Dataset rows about figures
● ● ● ● ●

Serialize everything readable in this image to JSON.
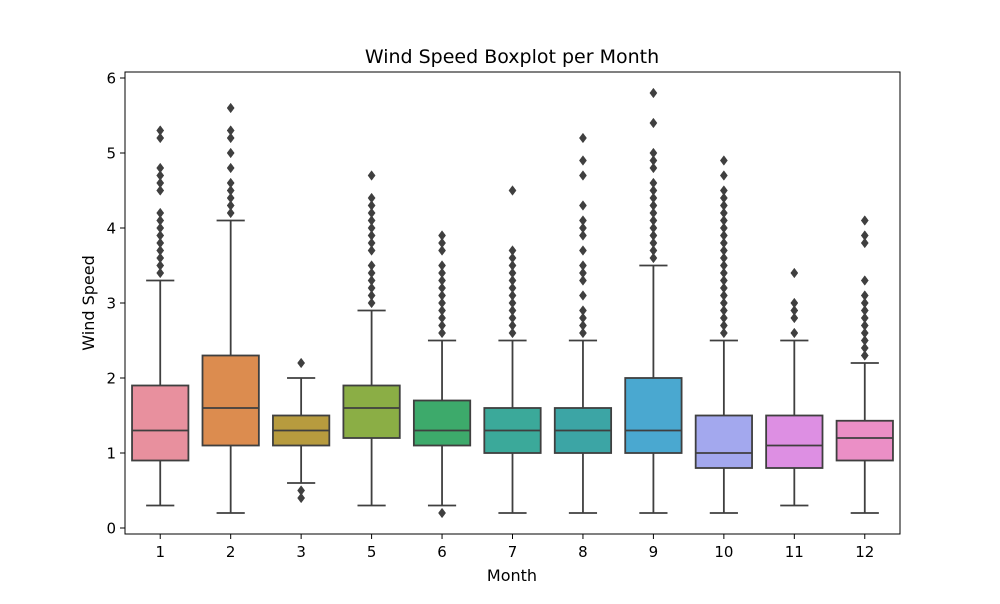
{
  "chart_data": {
    "type": "boxplot",
    "title": "Wind Speed Boxplot per Month",
    "xlabel": "Month",
    "ylabel": "Wind Speed",
    "ylim": [
      -0.08,
      6.08
    ],
    "yticks": [
      0,
      1,
      2,
      3,
      4,
      5,
      6
    ],
    "grid": false,
    "categories": [
      "1",
      "2",
      "3",
      "5",
      "6",
      "7",
      "8",
      "9",
      "10",
      "11",
      "12"
    ],
    "boxes": [
      {
        "category": "1",
        "color": "#E8909E",
        "whisker_low": 0.3,
        "q1": 0.9,
        "median": 1.3,
        "q3": 1.9,
        "whisker_high": 3.3,
        "outliers": [
          3.4,
          3.5,
          3.6,
          3.7,
          3.8,
          3.9,
          4.0,
          4.1,
          4.2,
          4.5,
          4.6,
          4.7,
          4.8,
          5.2,
          5.3
        ]
      },
      {
        "category": "2",
        "color": "#DC8C4F",
        "whisker_low": 0.2,
        "q1": 1.1,
        "median": 1.6,
        "q3": 2.3,
        "whisker_high": 4.1,
        "outliers": [
          4.2,
          4.3,
          4.4,
          4.5,
          4.6,
          4.8,
          5.0,
          5.2,
          5.3,
          5.6
        ]
      },
      {
        "category": "3",
        "color": "#B79B3E",
        "whisker_low": 0.6,
        "q1": 1.1,
        "median": 1.3,
        "q3": 1.5,
        "whisker_high": 2.0,
        "outliers": [
          0.4,
          0.5,
          2.2
        ]
      },
      {
        "category": "5",
        "color": "#8BAE45",
        "whisker_low": 0.3,
        "q1": 1.2,
        "median": 1.6,
        "q3": 1.9,
        "whisker_high": 2.9,
        "outliers": [
          3.0,
          3.1,
          3.2,
          3.3,
          3.4,
          3.5,
          3.7,
          3.8,
          3.9,
          4.0,
          4.1,
          4.2,
          4.3,
          4.4,
          4.7
        ]
      },
      {
        "category": "6",
        "color": "#3DAA6B",
        "whisker_low": 0.3,
        "q1": 1.1,
        "median": 1.3,
        "q3": 1.7,
        "whisker_high": 2.5,
        "outliers": [
          0.2,
          2.6,
          2.7,
          2.8,
          2.9,
          3.0,
          3.1,
          3.2,
          3.3,
          3.4,
          3.5,
          3.7,
          3.8,
          3.9
        ]
      },
      {
        "category": "7",
        "color": "#3BA99A",
        "whisker_low": 0.2,
        "q1": 1.0,
        "median": 1.3,
        "q3": 1.6,
        "whisker_high": 2.5,
        "outliers": [
          2.6,
          2.7,
          2.8,
          2.9,
          3.0,
          3.1,
          3.2,
          3.3,
          3.4,
          3.5,
          3.6,
          3.7,
          4.5
        ]
      },
      {
        "category": "8",
        "color": "#3CA5A5",
        "whisker_low": 0.2,
        "q1": 1.0,
        "median": 1.3,
        "q3": 1.6,
        "whisker_high": 2.5,
        "outliers": [
          2.6,
          2.7,
          2.8,
          2.9,
          3.1,
          3.3,
          3.4,
          3.5,
          3.7,
          3.9,
          4.0,
          4.1,
          4.3,
          4.7,
          4.9,
          5.2
        ]
      },
      {
        "category": "9",
        "color": "#4AA8D0",
        "whisker_low": 0.2,
        "q1": 1.0,
        "median": 1.3,
        "q3": 2.0,
        "whisker_high": 3.5,
        "outliers": [
          3.6,
          3.7,
          3.8,
          3.9,
          4.0,
          4.1,
          4.2,
          4.3,
          4.4,
          4.5,
          4.6,
          4.8,
          4.9,
          5.0,
          5.4,
          5.8
        ]
      },
      {
        "category": "10",
        "color": "#A3A8EE",
        "whisker_low": 0.2,
        "q1": 0.8,
        "median": 1.0,
        "q3": 1.5,
        "whisker_high": 2.5,
        "outliers": [
          2.6,
          2.7,
          2.8,
          2.9,
          3.0,
          3.1,
          3.2,
          3.3,
          3.4,
          3.5,
          3.6,
          3.7,
          3.8,
          3.9,
          4.0,
          4.1,
          4.2,
          4.3,
          4.4,
          4.5,
          4.7,
          4.9
        ]
      },
      {
        "category": "11",
        "color": "#DD8FE3",
        "whisker_low": 0.3,
        "q1": 0.8,
        "median": 1.1,
        "q3": 1.5,
        "whisker_high": 2.5,
        "outliers": [
          2.6,
          2.8,
          2.9,
          3.0,
          3.4
        ]
      },
      {
        "category": "12",
        "color": "#EB8FC6",
        "whisker_low": 0.2,
        "q1": 0.9,
        "median": 1.2,
        "q3": 1.43,
        "whisker_high": 2.2,
        "outliers": [
          2.3,
          2.4,
          2.5,
          2.6,
          2.7,
          2.8,
          2.9,
          3.0,
          3.1,
          3.3,
          3.8,
          3.9,
          4.1
        ]
      }
    ]
  }
}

● ● ● ● ●

Exercise directions:
Gather up the lines that contain the word "Month".

Worked solution:
    "title": "Wind Speed Boxplot per Month",
    "xlabel": "Month",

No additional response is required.